EXERCISE DESCRIPTION >> Restate the records below word for word, and omit the images they hold.

A run of records:
◆ ◆ ◆ ◆ ◆ ◆ ◆

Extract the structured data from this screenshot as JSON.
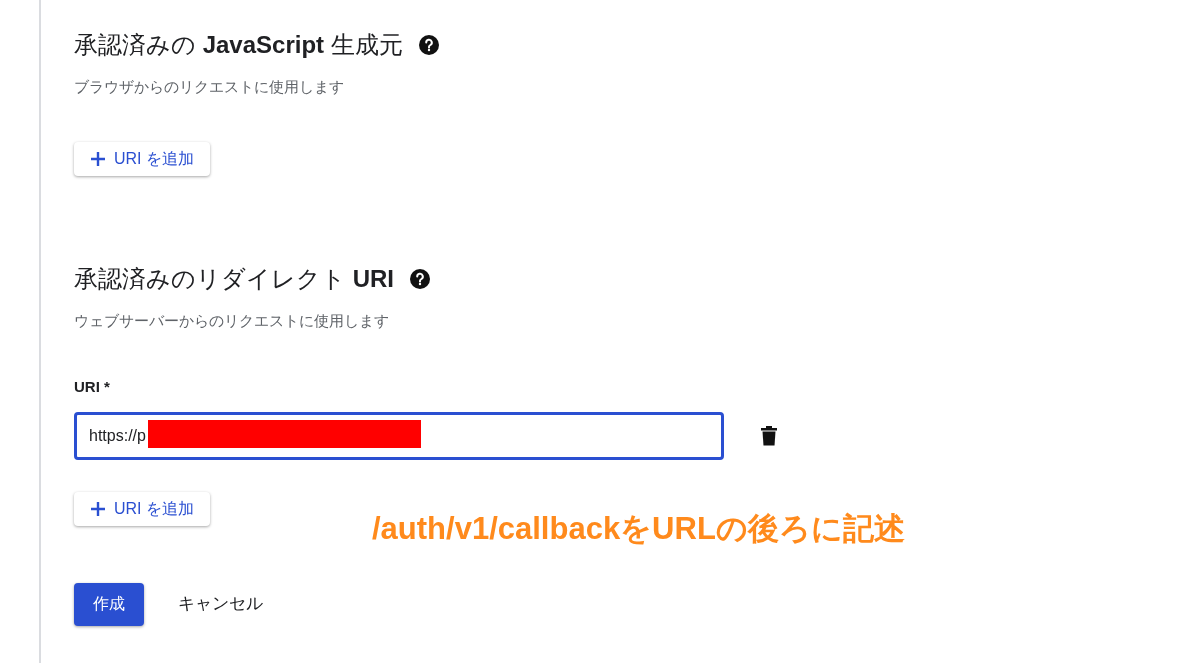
{
  "sections": [
    {
      "title": "承認済みの **JavaScript** 生成元",
      "description": "ブラウザからのリクエストに使用します",
      "add_button": "URI を追加"
    },
    {
      "title": "承認済みのリダイレクト **URI**",
      "description": "ウェブサーバーからのリクエストに使用します",
      "fields": [
        {
          "label": "URI *",
          "value": "https://p",
          "focused": true,
          "redacted": true
        }
      ],
      "add_button": "URI を追加"
    }
  ],
  "annotation": "/auth/v1/callbackをURLの後ろに記述",
  "actions": {
    "primary": "作成",
    "secondary": "キャンセル"
  }
}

◆ ◆ ◆ ◆ ◆ ◆ ◆

RESPONSE TO THE EXERCISE >>
Extract the structured data from this screenshot as JSON.
{
  "sections": [
    {
      "title": "承認済みの **JavaScript** 生成元",
      "description": "ブラウザからのリクエストに使用します",
      "add_button": "URI を追加"
    },
    {
      "title": "承認済みのリダイレクト **URI**",
      "description": "ウェブサーバーからのリクエストに使用します",
      "fields": [
        {
          "label": "URI *",
          "value": "https://p",
          "focused": true,
          "redacted": true
        }
      ],
      "add_button": "URI を追加"
    }
  ],
  "annotation": "/auth/v1/callbackをURLの後ろに記述",
  "actions": {
    "primary": "作成",
    "secondary": "キャンセル"
  }
}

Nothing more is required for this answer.